Written problem: Your answer should be a single number: how many lines in the data below hold the string "marker".

## START

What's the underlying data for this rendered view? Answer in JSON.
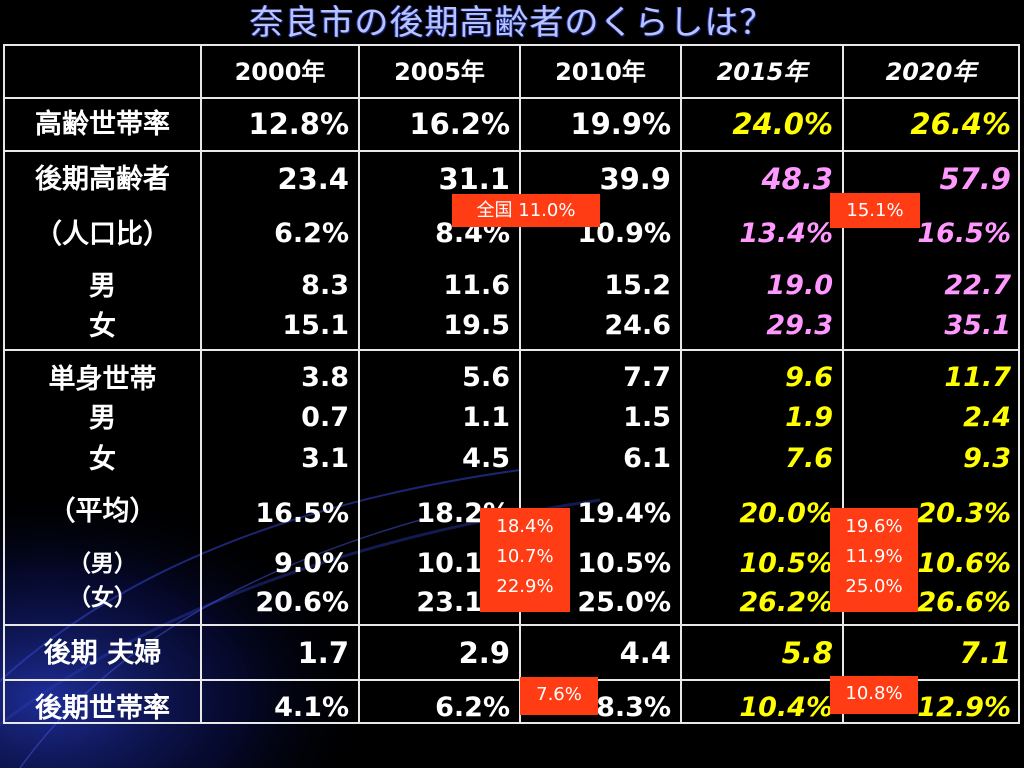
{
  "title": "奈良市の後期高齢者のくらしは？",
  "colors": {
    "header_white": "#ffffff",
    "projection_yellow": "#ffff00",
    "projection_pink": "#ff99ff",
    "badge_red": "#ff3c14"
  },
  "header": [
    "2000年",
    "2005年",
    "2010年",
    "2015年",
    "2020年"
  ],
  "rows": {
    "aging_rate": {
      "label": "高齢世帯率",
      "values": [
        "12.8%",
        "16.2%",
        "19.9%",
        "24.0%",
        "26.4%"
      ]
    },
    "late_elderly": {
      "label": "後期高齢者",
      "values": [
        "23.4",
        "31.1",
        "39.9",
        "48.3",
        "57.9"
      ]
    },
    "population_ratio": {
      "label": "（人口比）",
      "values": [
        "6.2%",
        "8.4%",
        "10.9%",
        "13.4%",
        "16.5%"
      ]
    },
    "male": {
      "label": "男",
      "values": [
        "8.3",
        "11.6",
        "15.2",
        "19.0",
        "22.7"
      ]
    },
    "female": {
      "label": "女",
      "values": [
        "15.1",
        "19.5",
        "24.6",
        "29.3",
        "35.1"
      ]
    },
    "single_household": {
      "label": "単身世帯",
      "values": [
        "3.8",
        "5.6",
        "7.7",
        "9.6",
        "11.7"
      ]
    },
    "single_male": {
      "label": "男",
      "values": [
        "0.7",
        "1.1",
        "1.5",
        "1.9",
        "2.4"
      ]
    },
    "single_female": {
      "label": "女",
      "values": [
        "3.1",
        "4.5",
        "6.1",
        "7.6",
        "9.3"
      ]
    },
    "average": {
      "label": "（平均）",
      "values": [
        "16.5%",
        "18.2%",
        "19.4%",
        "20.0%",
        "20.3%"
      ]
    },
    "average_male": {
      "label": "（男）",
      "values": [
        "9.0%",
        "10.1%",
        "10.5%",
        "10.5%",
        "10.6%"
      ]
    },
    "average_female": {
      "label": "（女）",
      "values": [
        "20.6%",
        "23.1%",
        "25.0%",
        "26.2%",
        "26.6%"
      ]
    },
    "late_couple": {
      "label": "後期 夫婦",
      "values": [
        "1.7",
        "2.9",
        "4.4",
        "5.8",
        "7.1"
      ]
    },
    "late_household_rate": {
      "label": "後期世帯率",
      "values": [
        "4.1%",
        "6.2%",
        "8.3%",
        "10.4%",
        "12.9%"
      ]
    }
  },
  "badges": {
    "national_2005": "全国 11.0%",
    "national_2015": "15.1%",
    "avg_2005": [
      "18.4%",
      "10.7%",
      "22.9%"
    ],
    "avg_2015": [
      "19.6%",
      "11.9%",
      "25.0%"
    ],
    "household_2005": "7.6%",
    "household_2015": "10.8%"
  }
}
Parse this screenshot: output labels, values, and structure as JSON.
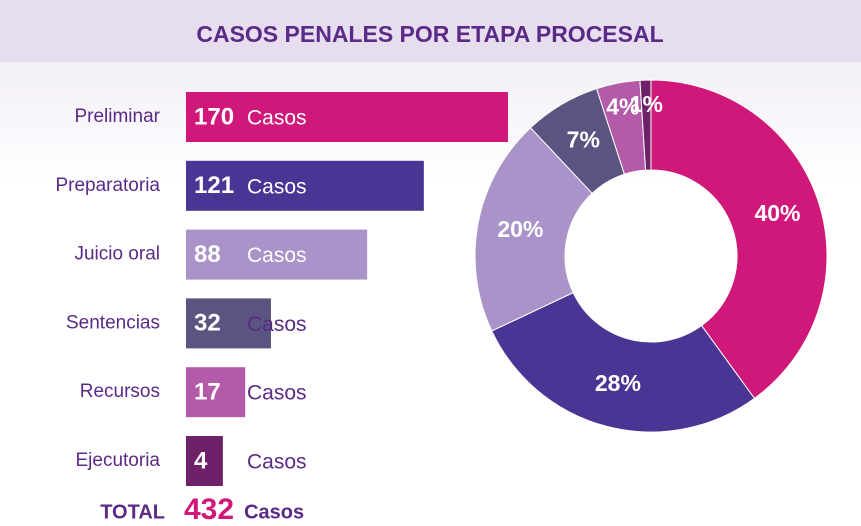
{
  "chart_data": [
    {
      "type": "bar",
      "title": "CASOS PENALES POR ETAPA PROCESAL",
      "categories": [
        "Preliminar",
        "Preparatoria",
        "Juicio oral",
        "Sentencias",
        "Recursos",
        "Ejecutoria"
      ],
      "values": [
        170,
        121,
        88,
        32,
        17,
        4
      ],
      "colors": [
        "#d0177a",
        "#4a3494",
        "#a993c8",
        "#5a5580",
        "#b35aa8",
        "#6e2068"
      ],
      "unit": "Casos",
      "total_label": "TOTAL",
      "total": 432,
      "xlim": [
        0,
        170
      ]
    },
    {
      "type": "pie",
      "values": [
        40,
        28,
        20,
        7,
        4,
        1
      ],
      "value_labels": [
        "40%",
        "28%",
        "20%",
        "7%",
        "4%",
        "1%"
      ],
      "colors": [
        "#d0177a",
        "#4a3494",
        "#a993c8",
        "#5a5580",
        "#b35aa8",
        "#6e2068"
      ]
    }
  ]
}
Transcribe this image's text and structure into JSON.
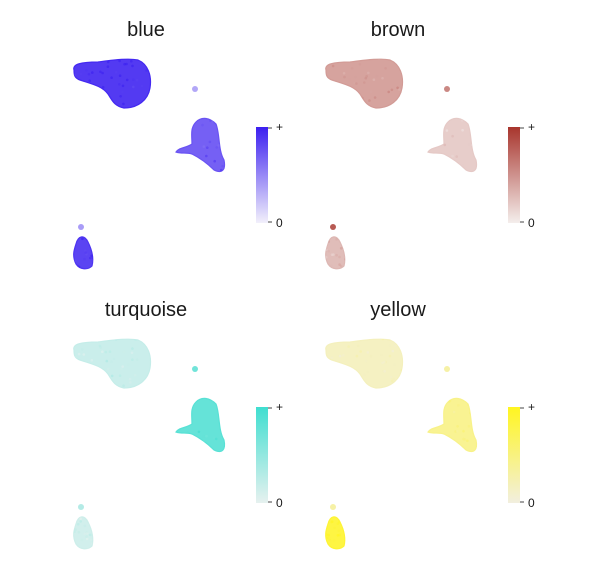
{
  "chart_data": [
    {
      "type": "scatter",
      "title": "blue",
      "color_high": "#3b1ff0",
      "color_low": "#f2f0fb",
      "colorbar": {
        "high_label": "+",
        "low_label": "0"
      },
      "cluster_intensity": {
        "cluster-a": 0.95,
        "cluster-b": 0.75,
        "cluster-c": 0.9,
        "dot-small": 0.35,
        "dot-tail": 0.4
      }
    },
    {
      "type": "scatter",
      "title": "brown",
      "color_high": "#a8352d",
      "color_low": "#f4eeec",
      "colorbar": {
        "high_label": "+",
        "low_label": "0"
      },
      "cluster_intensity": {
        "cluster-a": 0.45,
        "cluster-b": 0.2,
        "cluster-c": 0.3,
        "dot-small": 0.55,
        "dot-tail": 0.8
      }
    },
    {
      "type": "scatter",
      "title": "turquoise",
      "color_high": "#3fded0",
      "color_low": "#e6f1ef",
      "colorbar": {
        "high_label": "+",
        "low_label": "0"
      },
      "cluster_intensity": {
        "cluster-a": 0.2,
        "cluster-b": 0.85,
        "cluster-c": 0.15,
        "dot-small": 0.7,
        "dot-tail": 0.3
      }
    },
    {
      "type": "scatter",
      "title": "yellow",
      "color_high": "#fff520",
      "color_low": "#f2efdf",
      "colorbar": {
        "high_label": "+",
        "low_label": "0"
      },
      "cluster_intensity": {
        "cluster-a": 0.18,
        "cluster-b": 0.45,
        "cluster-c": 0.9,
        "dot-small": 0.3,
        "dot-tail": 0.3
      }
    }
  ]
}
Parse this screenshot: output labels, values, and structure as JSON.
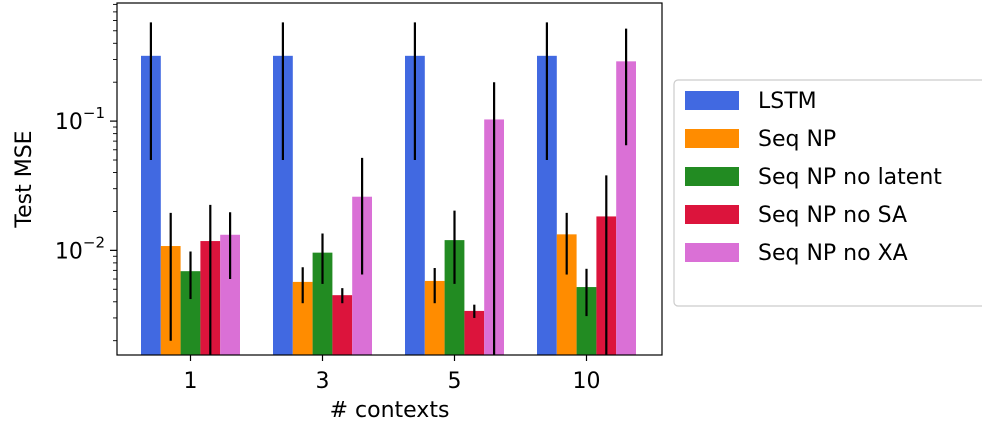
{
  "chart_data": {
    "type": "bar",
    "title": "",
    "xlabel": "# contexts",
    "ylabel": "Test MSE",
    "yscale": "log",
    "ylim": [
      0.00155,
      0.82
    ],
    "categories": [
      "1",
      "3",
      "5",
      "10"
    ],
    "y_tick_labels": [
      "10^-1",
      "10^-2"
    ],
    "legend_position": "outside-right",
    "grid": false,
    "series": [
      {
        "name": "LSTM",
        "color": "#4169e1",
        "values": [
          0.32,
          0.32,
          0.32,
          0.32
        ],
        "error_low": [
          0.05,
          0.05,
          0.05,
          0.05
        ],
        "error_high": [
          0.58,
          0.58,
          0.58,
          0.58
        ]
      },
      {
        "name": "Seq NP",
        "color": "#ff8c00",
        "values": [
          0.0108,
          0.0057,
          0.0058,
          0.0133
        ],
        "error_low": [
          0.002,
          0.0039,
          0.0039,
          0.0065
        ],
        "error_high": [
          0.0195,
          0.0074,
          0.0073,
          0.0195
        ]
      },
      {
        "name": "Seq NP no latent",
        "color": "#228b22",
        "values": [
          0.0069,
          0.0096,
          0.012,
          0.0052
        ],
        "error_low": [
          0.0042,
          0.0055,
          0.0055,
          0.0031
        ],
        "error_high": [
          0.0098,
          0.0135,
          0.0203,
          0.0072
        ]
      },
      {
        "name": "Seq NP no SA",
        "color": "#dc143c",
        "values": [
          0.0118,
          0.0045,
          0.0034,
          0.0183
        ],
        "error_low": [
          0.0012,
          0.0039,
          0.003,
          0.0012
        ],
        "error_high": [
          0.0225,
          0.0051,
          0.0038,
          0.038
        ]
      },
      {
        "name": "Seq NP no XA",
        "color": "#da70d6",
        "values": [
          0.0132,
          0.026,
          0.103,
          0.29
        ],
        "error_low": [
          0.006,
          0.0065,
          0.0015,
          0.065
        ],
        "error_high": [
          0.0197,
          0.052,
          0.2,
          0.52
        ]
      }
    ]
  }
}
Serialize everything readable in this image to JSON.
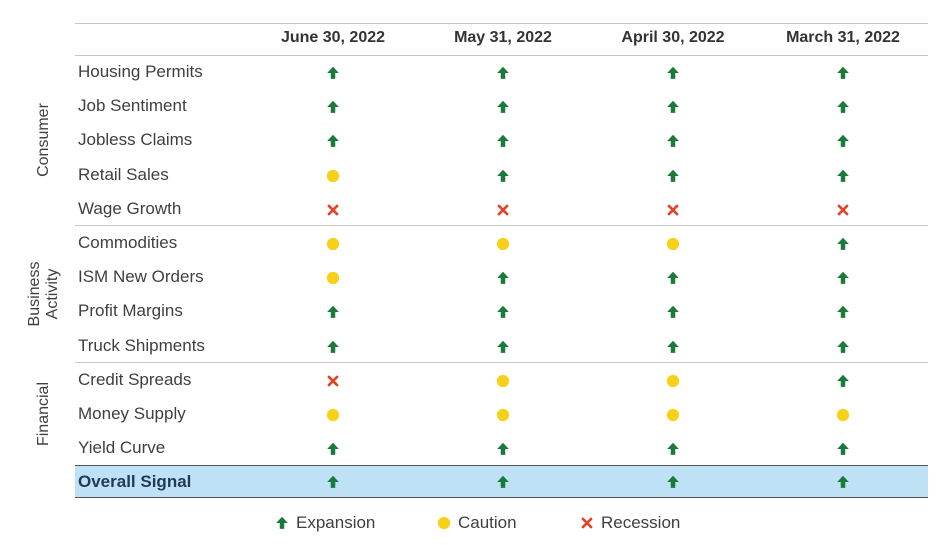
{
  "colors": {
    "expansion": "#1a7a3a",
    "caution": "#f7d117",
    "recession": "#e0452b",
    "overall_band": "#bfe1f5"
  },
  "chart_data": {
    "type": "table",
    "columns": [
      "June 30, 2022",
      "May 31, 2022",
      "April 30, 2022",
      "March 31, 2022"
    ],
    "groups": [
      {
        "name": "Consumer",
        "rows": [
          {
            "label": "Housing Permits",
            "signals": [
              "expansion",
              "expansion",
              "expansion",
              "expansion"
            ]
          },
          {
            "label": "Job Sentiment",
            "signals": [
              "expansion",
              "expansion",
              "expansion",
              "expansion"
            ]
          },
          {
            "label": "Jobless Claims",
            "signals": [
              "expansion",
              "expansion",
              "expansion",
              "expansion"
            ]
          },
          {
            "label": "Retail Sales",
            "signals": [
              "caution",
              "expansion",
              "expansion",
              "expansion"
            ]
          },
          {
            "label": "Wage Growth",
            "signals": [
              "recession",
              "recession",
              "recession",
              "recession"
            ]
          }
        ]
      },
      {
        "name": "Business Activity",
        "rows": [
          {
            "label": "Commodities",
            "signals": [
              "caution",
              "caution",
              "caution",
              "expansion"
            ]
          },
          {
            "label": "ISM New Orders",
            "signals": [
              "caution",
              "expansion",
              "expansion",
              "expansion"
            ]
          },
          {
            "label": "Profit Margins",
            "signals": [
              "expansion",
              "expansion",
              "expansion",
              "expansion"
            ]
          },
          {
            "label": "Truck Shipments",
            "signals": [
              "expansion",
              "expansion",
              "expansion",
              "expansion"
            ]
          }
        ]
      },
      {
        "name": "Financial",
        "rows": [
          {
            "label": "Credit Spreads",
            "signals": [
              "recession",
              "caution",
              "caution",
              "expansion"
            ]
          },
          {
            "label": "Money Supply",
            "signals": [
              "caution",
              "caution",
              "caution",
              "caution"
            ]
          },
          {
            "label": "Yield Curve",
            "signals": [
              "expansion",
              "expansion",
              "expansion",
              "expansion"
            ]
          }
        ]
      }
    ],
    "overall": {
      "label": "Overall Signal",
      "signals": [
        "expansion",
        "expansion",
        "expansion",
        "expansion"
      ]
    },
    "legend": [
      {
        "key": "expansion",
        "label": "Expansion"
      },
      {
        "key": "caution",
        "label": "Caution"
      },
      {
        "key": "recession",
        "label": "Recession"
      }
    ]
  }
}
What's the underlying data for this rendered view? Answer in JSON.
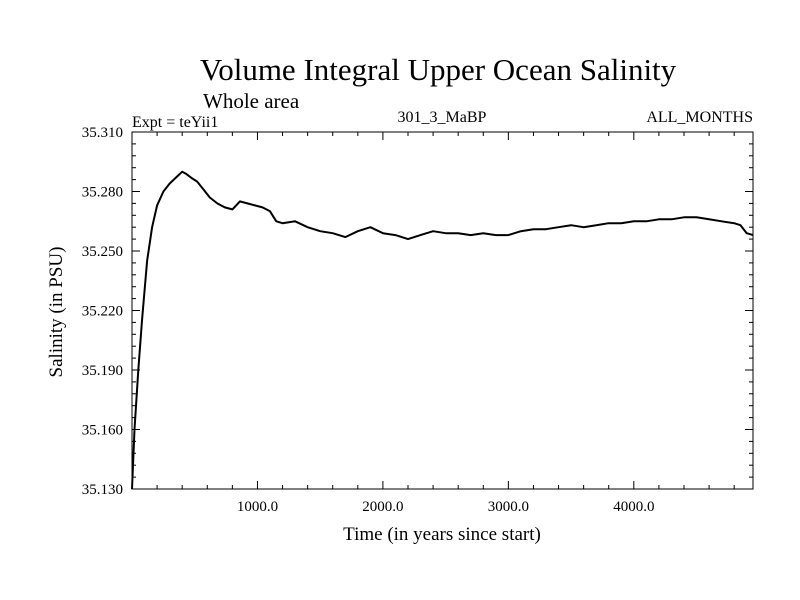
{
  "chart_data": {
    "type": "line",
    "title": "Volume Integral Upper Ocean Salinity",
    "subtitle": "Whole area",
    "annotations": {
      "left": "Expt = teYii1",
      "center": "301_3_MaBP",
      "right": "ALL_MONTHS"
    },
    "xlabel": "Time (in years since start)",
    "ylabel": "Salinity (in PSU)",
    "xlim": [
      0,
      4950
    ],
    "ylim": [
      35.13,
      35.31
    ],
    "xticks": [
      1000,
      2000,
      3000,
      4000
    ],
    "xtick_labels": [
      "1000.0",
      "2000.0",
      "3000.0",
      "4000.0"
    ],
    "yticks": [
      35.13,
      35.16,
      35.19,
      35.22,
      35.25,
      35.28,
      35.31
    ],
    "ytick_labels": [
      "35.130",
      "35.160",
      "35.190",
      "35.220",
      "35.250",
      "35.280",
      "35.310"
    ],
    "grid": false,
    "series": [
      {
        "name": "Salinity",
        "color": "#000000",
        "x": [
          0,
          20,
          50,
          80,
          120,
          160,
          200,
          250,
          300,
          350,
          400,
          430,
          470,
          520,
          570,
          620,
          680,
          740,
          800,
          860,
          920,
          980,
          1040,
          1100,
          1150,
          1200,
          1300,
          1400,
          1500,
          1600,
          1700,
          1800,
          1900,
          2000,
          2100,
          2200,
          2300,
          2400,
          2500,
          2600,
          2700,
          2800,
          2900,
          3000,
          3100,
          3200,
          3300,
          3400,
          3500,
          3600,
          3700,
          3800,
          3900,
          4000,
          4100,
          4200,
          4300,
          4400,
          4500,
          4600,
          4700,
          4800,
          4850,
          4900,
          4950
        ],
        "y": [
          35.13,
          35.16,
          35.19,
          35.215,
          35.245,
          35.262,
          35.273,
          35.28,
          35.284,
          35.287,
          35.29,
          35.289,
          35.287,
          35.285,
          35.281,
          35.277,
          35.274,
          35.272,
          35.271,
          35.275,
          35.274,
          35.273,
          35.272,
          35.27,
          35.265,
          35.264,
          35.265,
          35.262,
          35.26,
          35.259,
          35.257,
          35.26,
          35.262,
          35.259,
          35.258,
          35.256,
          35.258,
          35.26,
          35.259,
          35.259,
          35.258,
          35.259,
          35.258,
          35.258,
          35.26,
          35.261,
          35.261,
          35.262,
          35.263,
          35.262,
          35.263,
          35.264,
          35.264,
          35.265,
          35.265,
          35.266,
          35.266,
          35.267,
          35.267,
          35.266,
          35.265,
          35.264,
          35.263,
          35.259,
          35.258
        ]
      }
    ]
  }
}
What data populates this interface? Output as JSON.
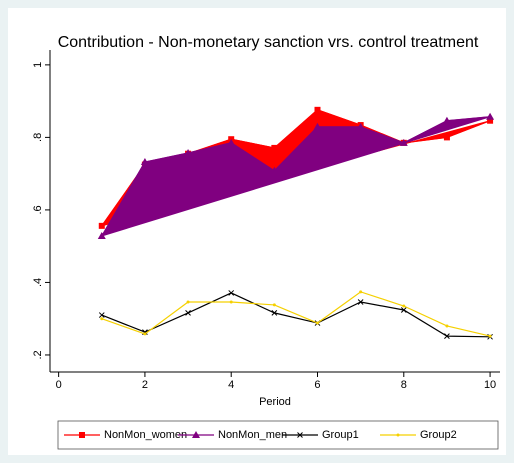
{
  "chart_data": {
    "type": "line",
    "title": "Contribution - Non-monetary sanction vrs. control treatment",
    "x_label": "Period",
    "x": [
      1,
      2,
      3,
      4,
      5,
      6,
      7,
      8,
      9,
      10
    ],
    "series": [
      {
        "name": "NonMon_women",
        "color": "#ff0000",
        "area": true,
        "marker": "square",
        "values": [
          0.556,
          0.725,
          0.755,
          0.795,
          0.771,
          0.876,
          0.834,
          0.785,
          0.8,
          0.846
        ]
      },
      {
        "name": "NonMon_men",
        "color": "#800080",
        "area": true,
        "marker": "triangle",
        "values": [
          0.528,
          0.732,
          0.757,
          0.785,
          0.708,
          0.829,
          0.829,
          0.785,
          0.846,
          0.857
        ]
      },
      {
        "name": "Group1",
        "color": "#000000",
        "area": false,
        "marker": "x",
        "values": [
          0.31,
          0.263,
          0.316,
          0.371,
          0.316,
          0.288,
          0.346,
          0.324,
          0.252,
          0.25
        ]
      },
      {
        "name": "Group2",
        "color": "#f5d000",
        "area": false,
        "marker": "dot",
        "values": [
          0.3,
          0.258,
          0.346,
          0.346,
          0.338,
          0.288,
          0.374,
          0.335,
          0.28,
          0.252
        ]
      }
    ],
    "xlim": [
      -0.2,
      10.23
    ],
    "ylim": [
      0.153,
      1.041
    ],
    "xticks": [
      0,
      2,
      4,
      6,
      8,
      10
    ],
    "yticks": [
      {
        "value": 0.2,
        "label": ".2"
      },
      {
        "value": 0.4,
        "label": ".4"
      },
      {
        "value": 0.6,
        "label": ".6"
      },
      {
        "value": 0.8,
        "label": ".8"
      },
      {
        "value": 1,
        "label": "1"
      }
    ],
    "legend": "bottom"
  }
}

## END

Task response: 4